Pictures do not belong in the copy. Write out exactly the lines from the one containing "Read this page and output its text content." through the end of the data.

── DATA SECTION

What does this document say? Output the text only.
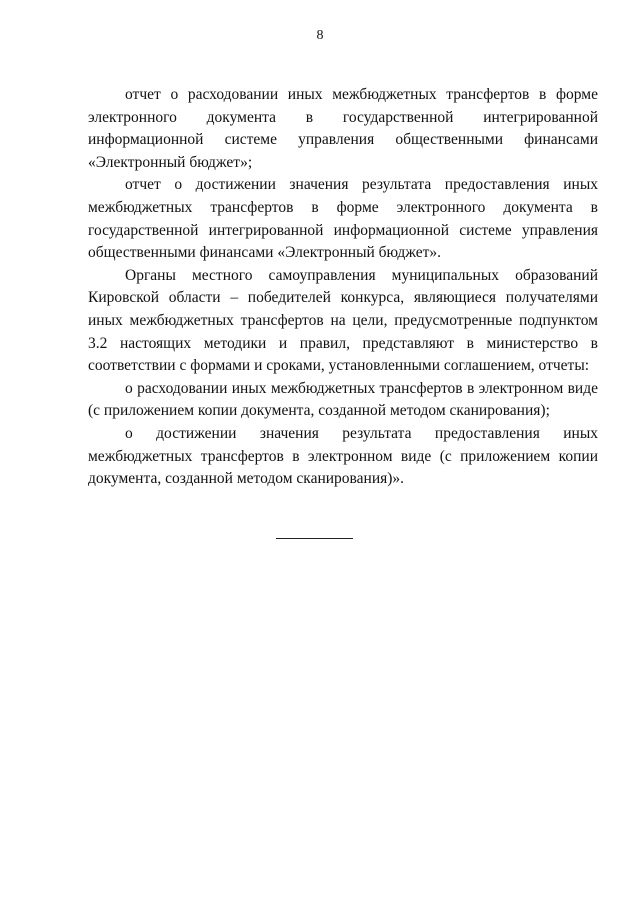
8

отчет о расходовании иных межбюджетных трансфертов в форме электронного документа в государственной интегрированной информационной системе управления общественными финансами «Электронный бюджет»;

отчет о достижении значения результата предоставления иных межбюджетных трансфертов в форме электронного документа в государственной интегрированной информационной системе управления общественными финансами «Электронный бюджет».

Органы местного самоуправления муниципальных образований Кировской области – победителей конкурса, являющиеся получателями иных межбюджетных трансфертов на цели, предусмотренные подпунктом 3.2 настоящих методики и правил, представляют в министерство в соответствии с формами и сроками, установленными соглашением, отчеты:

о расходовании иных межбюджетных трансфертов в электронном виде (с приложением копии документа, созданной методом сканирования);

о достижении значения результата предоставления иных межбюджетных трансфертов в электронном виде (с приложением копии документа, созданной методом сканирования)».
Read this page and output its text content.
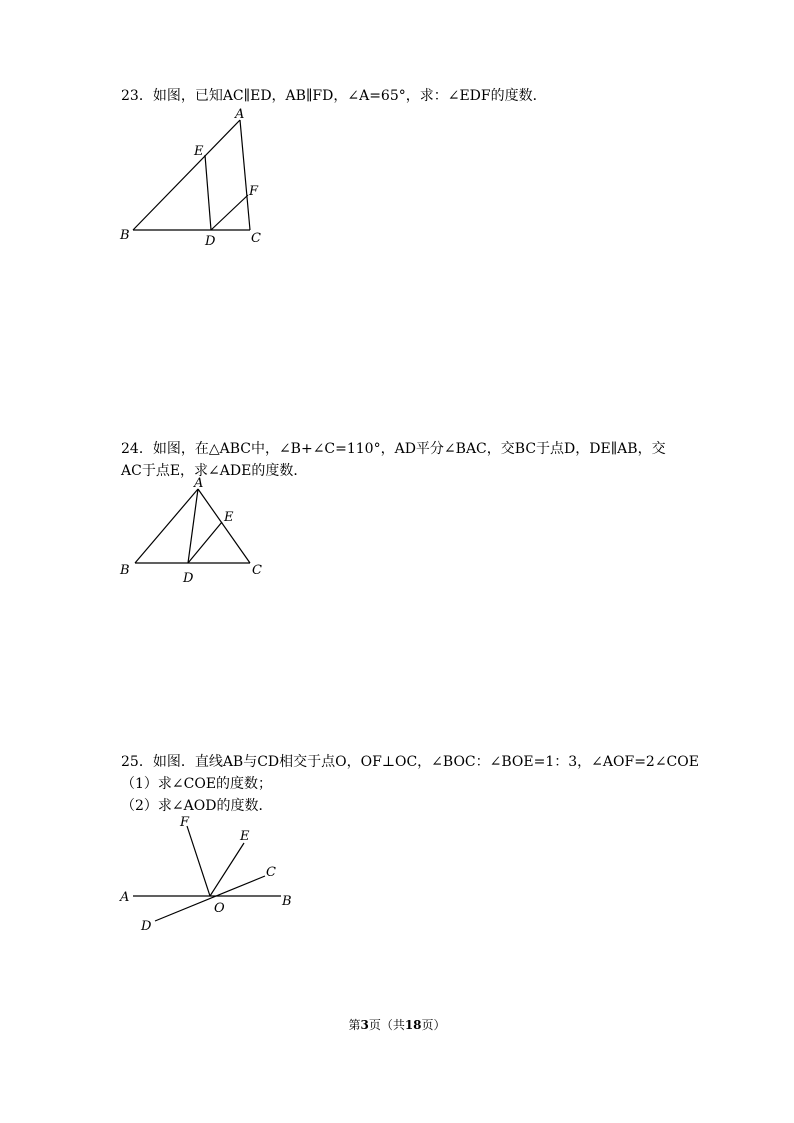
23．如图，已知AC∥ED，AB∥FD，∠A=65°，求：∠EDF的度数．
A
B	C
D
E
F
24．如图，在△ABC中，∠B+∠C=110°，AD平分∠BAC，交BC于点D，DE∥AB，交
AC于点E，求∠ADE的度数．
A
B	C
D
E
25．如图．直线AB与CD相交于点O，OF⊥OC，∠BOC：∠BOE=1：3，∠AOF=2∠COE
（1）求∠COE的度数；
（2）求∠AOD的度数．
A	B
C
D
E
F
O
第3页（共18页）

────

REPLY TO THE TASK →
Read this page and output its text content.
23．如图，已知AC∥ED，AB∥FD，∠A=65°，求：∠EDF的度数．
A
B	C
D
E
F
24．如图，在△ABC中，∠B+∠C=110°，AD平分∠BAC，交BC于点D，DE∥AB，交
AC于点E，求∠ADE的度数．
A
B	C
D
E
25．如图．直线AB与CD相交于点O，OF⊥OC，∠BOC：∠BOE=1：3，∠AOF=2∠COE
（1）求∠COE的度数；
（2）求∠AOD的度数．
A	B
C
D
E
F
O
第3页（共18页）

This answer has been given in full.